** start **

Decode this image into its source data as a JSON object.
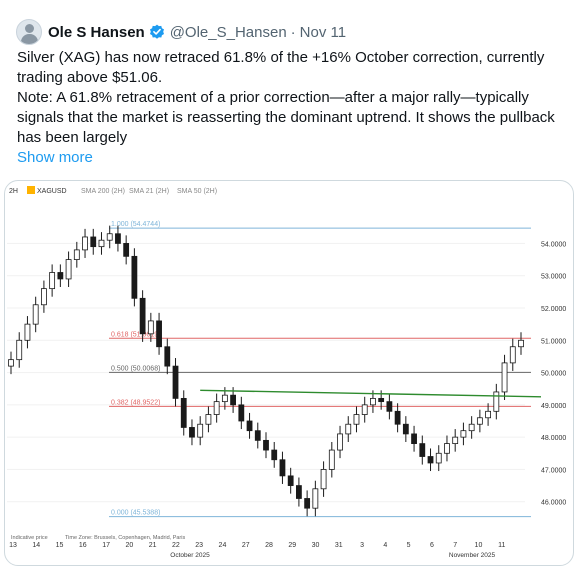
{
  "tweet": {
    "author_name": "Ole S Hansen",
    "handle": "@Ole_S_Hansen",
    "separator": "·",
    "date": "Nov 11",
    "paragraph1": "Silver (XAG) has now retraced 61.8% of the +16% October correction, currently trading above $51.06.",
    "paragraph2": "Note: A 61.8% retracement of a prior correction—after a major rally—typically signals that the market is reasserting the dominant uptrend. It shows the pullback has been largely",
    "show_more": "Show more",
    "icons": {
      "avatar": "avatar-icon",
      "verified": "verified-badge-icon"
    },
    "colors": {
      "link": "#1d9bf0",
      "secondary_text": "#536471",
      "verified": "#1d9bf0"
    }
  },
  "chart_data": {
    "type": "candlestick",
    "header": {
      "timeframe": "2H",
      "symbol": "XAGUSD",
      "indicators": [
        "SMA 200 (2H)",
        "SMA 21 (2H)",
        "SMA 50 (2H)"
      ]
    },
    "fib_levels": [
      {
        "label": "1.000 (54.4744)",
        "value": 54.4744,
        "color": "#7fb5d9"
      },
      {
        "label": "0.618 (51.0619)",
        "value": 51.0619,
        "color": "#e06666"
      },
      {
        "label": "0.500 (50.0068)",
        "value": 50.0068,
        "color": "#666666"
      },
      {
        "label": "0.382 (48.9522)",
        "value": 48.9522,
        "color": "#e06666"
      },
      {
        "label": "0.000 (45.5388)",
        "value": 45.5388,
        "color": "#7fb5d9"
      }
    ],
    "trendline": {
      "color": "#2e8b2e",
      "from": {
        "x": 23,
        "y": 49.45
      },
      "to": {
        "x": 61,
        "y": 49.25
      }
    },
    "y_ticks": [
      "54.0000",
      "53.0000",
      "52.0000",
      "51.0000",
      "50.0000",
      "49.0000",
      "48.0000",
      "47.0000",
      "46.0000"
    ],
    "y_range": [
      45.0,
      55.5
    ],
    "x_ticks": [
      "13",
      "14",
      "15",
      "16",
      "17",
      "20",
      "21",
      "22",
      "23",
      "24",
      "27",
      "28",
      "29",
      "30",
      "31",
      "3",
      "4",
      "5",
      "6",
      "7",
      "10",
      "11"
    ],
    "x_sub_labels": {
      "october": "October 2025",
      "november": "November 2025"
    },
    "footer": {
      "indicative": "Indicative price",
      "timezone": "Time Zone: Brussels, Copenhagen, Madrid, Paris"
    },
    "closes": [
      50.4,
      51.0,
      51.5,
      52.1,
      52.6,
      53.1,
      52.9,
      53.5,
      53.8,
      54.2,
      53.9,
      54.1,
      54.3,
      54.0,
      53.6,
      52.3,
      51.2,
      51.6,
      50.8,
      50.2,
      49.2,
      48.3,
      48.0,
      48.4,
      48.7,
      49.1,
      49.3,
      49.0,
      48.5,
      48.2,
      47.9,
      47.6,
      47.3,
      46.8,
      46.5,
      46.1,
      45.8,
      46.4,
      47.0,
      47.6,
      48.1,
      48.4,
      48.7,
      49.0,
      49.2,
      49.1,
      48.8,
      48.4,
      48.1,
      47.8,
      47.4,
      47.2,
      47.5,
      47.8,
      48.0,
      48.2,
      48.4,
      48.6,
      48.8,
      49.4,
      50.3,
      50.8,
      51.0
    ]
  }
}
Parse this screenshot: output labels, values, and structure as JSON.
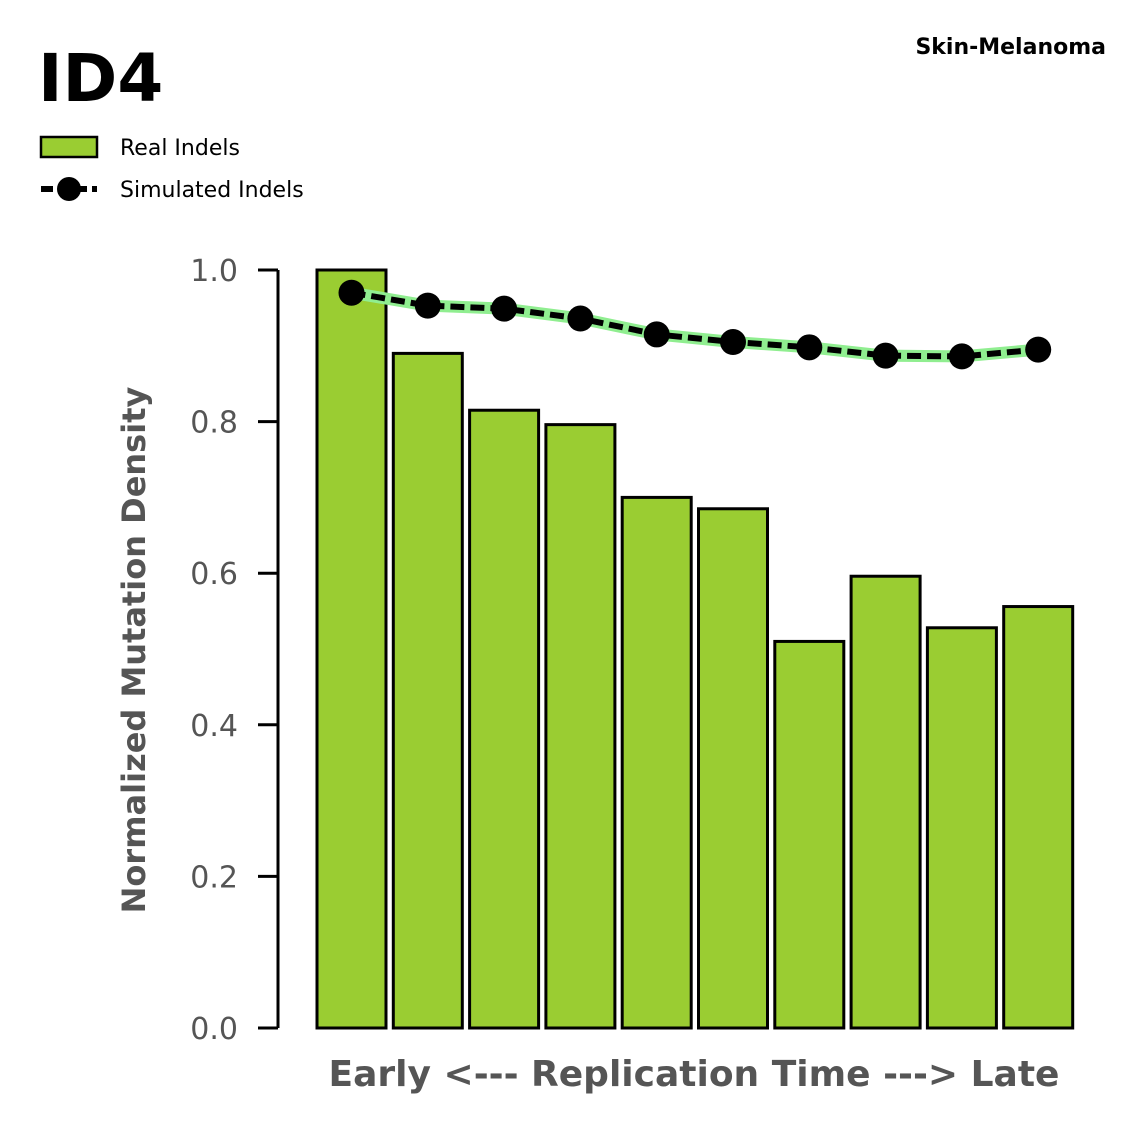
{
  "chart_data": {
    "type": "bar",
    "title": "ID4",
    "subtitle": "Skin-Melanoma",
    "xlabel": "Early <--- Replication Time ---> Late",
    "ylabel": "Normalized Mutation Density",
    "ylim": [
      0,
      1.0
    ],
    "yticks": [
      "0.0",
      "0.2",
      "0.4",
      "0.6",
      "0.8",
      "1.0"
    ],
    "grid": false,
    "legend_position": "top-left",
    "series": [
      {
        "name": "Real Indels",
        "type": "bar",
        "color": "#9acd32",
        "values": [
          1.0,
          0.89,
          0.815,
          0.796,
          0.7,
          0.685,
          0.51,
          0.596,
          0.528,
          0.556
        ]
      },
      {
        "name": "Simulated Indels",
        "type": "line",
        "color": "#000000",
        "band_color": "#90ee90",
        "values": [
          0.97,
          0.953,
          0.949,
          0.936,
          0.915,
          0.905,
          0.898,
          0.887,
          0.886,
          0.895
        ]
      }
    ]
  }
}
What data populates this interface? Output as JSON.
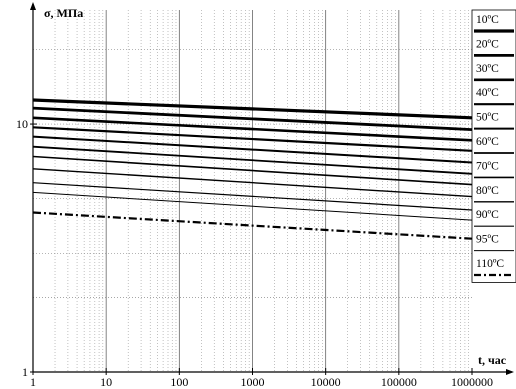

** end **

| The problem |
In the copy, include no pictures; restate the listing above exactly.

| Full solution |
Decode this image into its source data as a JSON object.
{
  "tweet": {
    "author_name": "Ole S Hansen",
    "handle": "@Ole_S_Hansen",
    "separator": "·",
    "date": "Nov 11",
    "paragraph1": "Silver (XAG) has now retraced 61.8% of the +16% October correction, currently trading above $51.06.",
    "paragraph2": "Note: A 61.8% retracement of a prior correction—after a major rally—typically signals that the market is reasserting the dominant uptrend. It shows the pullback has been largely",
    "show_more": "Show more",
    "icons": {
      "avatar": "avatar-icon",
      "verified": "verified-badge-icon"
    },
    "colors": {
      "link": "#1d9bf0",
      "secondary_text": "#536471",
      "verified": "#1d9bf0"
    }
  },
  "chart_data": {
    "type": "candlestick",
    "header": {
      "timeframe": "2H",
      "symbol": "XAGUSD",
      "indicators": [
        "SMA 200 (2H)",
        "SMA 21 (2H)",
        "SMA 50 (2H)"
      ]
    },
    "fib_levels": [
      {
        "label": "1.000 (54.4744)",
        "value": 54.4744,
        "color": "#7fb5d9"
      },
      {
        "label": "0.618 (51.0619)",
        "value": 51.0619,
        "color": "#e06666"
      },
      {
        "label": "0.500 (50.0068)",
        "value": 50.0068,
        "color": "#666666"
      },
      {
        "label": "0.382 (48.9522)",
        "value": 48.9522,
        "color": "#e06666"
      },
      {
        "label": "0.000 (45.5388)",
        "value": 45.5388,
        "color": "#7fb5d9"
      }
    ],
    "trendline": {
      "color": "#2e8b2e",
      "from": {
        "x": 23,
        "y": 49.45
      },
      "to": {
        "x": 61,
        "y": 49.25
      }
    },
    "y_ticks": [
      "54.0000",
      "53.0000",
      "52.0000",
      "51.0000",
      "50.0000",
      "49.0000",
      "48.0000",
      "47.0000",
      "46.0000"
    ],
    "y_range": [
      45.0,
      55.5
    ],
    "x_ticks": [
      "13",
      "14",
      "15",
      "16",
      "17",
      "20",
      "21",
      "22",
      "23",
      "24",
      "27",
      "28",
      "29",
      "30",
      "31",
      "3",
      "4",
      "5",
      "6",
      "7",
      "10",
      "11"
    ],
    "x_sub_labels": {
      "october": "October 2025",
      "november": "November 2025"
    },
    "footer": {
      "indicative": "Indicative price",
      "timezone": "Time Zone: Brussels, Copenhagen, Madrid, Paris"
    },
    "closes": [
      50.4,
      51.0,
      51.5,
      52.1,
      52.6,
      53.1,
      52.9,
      53.5,
      53.8,
      54.2,
      53.9,
      54.1,
      54.3,
      54.0,
      53.6,
      52.3,
      51.2,
      51.6,
      50.8,
      50.2,
      49.2,
      48.3,
      48.0,
      48.4,
      48.7,
      49.1,
      49.3,
      49.0,
      48.5,
      48.2,
      47.9,
      47.6,
      47.3,
      46.8,
      46.5,
      46.1,
      45.8,
      46.4,
      47.0,
      47.6,
      48.1,
      48.4,
      48.7,
      49.0,
      49.2,
      49.1,
      48.8,
      48.4,
      48.1,
      47.8,
      47.4,
      47.2,
      47.5,
      47.8,
      48.0,
      48.2,
      48.4,
      48.6,
      48.8,
      49.4,
      50.3,
      50.8,
      51.0
    ]
  }
}
Parse this screenshot: output labels, values, and structure as JSON.
{
  "chart_data": {
    "type": "bar",
    "title": "ID4",
    "subtitle": "Skin-Melanoma",
    "xlabel": "Early <--- Replication Time ---> Late",
    "ylabel": "Normalized Mutation Density",
    "ylim": [
      0,
      1.0
    ],
    "yticks": [
      "0.0",
      "0.2",
      "0.4",
      "0.6",
      "0.8",
      "1.0"
    ],
    "grid": false,
    "legend_position": "top-left",
    "series": [
      {
        "name": "Real Indels",
        "type": "bar",
        "color": "#9acd32",
        "values": [
          1.0,
          0.89,
          0.815,
          0.796,
          0.7,
          0.685,
          0.51,
          0.596,
          0.528,
          0.556
        ]
      },
      {
        "name": "Simulated Indels",
        "type": "line",
        "color": "#000000",
        "band_color": "#90ee90",
        "values": [
          0.97,
          0.953,
          0.949,
          0.936,
          0.915,
          0.905,
          0.898,
          0.887,
          0.886,
          0.895
        ]
      }
    ]
  }
}
What data populates this interface? Output as JSON.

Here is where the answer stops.